*** Entries shown
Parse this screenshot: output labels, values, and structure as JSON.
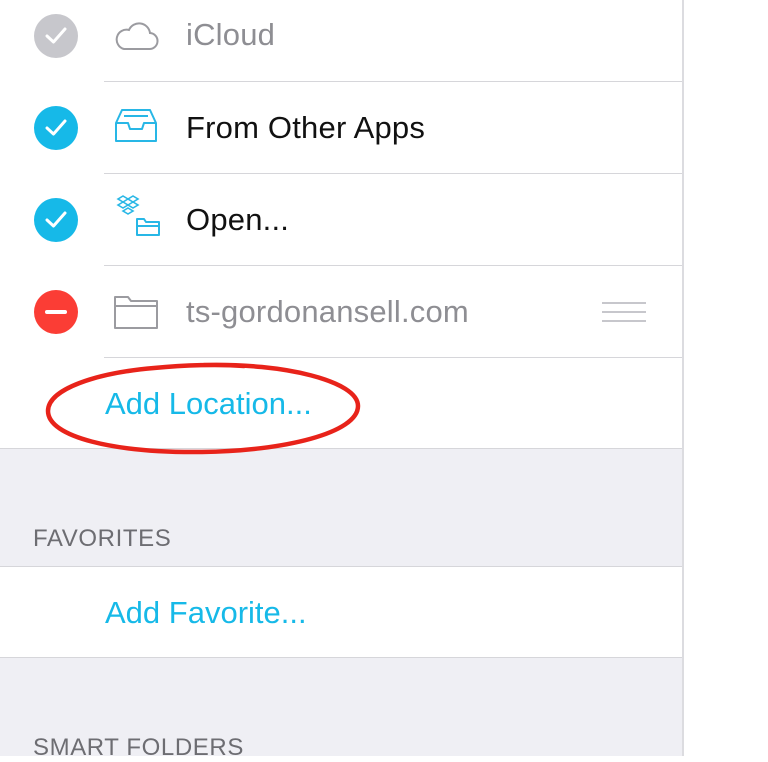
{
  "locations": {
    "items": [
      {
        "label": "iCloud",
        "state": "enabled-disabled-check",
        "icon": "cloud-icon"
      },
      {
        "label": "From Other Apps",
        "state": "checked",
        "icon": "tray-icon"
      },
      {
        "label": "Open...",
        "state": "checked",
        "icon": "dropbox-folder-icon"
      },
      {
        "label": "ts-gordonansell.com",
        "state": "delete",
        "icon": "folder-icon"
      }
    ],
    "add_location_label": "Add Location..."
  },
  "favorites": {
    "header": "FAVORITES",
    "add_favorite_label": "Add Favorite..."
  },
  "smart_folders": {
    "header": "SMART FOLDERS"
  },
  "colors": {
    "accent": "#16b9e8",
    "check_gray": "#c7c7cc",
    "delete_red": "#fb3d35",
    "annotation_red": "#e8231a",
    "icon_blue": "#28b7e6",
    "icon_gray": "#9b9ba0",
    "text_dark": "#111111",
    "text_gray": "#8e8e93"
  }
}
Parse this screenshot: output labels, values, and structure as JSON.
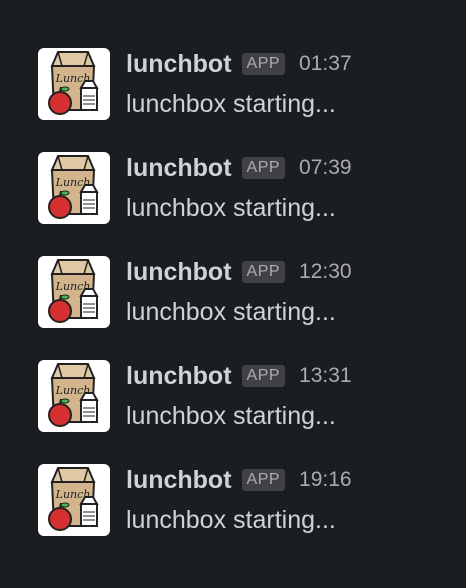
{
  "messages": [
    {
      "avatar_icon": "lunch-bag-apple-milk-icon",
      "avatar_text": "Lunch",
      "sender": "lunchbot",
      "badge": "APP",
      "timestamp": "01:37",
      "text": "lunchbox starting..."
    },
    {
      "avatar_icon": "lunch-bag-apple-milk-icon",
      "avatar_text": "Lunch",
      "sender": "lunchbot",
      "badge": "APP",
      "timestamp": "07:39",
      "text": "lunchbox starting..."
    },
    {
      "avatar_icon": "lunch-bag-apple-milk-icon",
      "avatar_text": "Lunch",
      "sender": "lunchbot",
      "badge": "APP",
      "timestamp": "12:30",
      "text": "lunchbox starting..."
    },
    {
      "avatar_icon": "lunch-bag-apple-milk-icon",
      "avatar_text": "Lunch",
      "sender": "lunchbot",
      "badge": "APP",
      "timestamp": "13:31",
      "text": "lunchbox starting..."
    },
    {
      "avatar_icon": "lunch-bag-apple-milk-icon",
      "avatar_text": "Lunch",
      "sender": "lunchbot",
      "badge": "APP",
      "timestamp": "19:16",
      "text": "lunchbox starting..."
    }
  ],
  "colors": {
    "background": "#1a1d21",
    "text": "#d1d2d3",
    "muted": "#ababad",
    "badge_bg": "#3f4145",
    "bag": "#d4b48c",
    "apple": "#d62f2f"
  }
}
******
__The task__
Repeat all of the records verbatim, leaving out the pictures.

__Worked solution__
Parse this screenshot: output labels, values, and structure as JSON.
{
  "locations": {
    "items": [
      {
        "label": "iCloud",
        "state": "enabled-disabled-check",
        "icon": "cloud-icon"
      },
      {
        "label": "From Other Apps",
        "state": "checked",
        "icon": "tray-icon"
      },
      {
        "label": "Open...",
        "state": "checked",
        "icon": "dropbox-folder-icon"
      },
      {
        "label": "ts-gordonansell.com",
        "state": "delete",
        "icon": "folder-icon"
      }
    ],
    "add_location_label": "Add Location..."
  },
  "favorites": {
    "header": "FAVORITES",
    "add_favorite_label": "Add Favorite..."
  },
  "smart_folders": {
    "header": "SMART FOLDERS"
  },
  "colors": {
    "accent": "#16b9e8",
    "check_gray": "#c7c7cc",
    "delete_red": "#fb3d35",
    "annotation_red": "#e8231a",
    "icon_blue": "#28b7e6",
    "icon_gray": "#9b9ba0",
    "text_dark": "#111111",
    "text_gray": "#8e8e93"
  }
}
Parse this screenshot: output labels, values, and structure as JSON.
{
  "messages": [
    {
      "avatar_icon": "lunch-bag-apple-milk-icon",
      "avatar_text": "Lunch",
      "sender": "lunchbot",
      "badge": "APP",
      "timestamp": "01:37",
      "text": "lunchbox starting..."
    },
    {
      "avatar_icon": "lunch-bag-apple-milk-icon",
      "avatar_text": "Lunch",
      "sender": "lunchbot",
      "badge": "APP",
      "timestamp": "07:39",
      "text": "lunchbox starting..."
    },
    {
      "avatar_icon": "lunch-bag-apple-milk-icon",
      "avatar_text": "Lunch",
      "sender": "lunchbot",
      "badge": "APP",
      "timestamp": "12:30",
      "text": "lunchbox starting..."
    },
    {
      "avatar_icon": "lunch-bag-apple-milk-icon",
      "avatar_text": "Lunch",
      "sender": "lunchbot",
      "badge": "APP",
      "timestamp": "13:31",
      "text": "lunchbox starting..."
    },
    {
      "avatar_icon": "lunch-bag-apple-milk-icon",
      "avatar_text": "Lunch",
      "sender": "lunchbot",
      "badge": "APP",
      "timestamp": "19:16",
      "text": "lunchbox starting..."
    }
  ],
  "colors": {
    "background": "#1a1d21",
    "text": "#d1d2d3",
    "muted": "#ababad",
    "badge_bg": "#3f4145",
    "bag": "#d4b48c",
    "apple": "#d62f2f"
  }
}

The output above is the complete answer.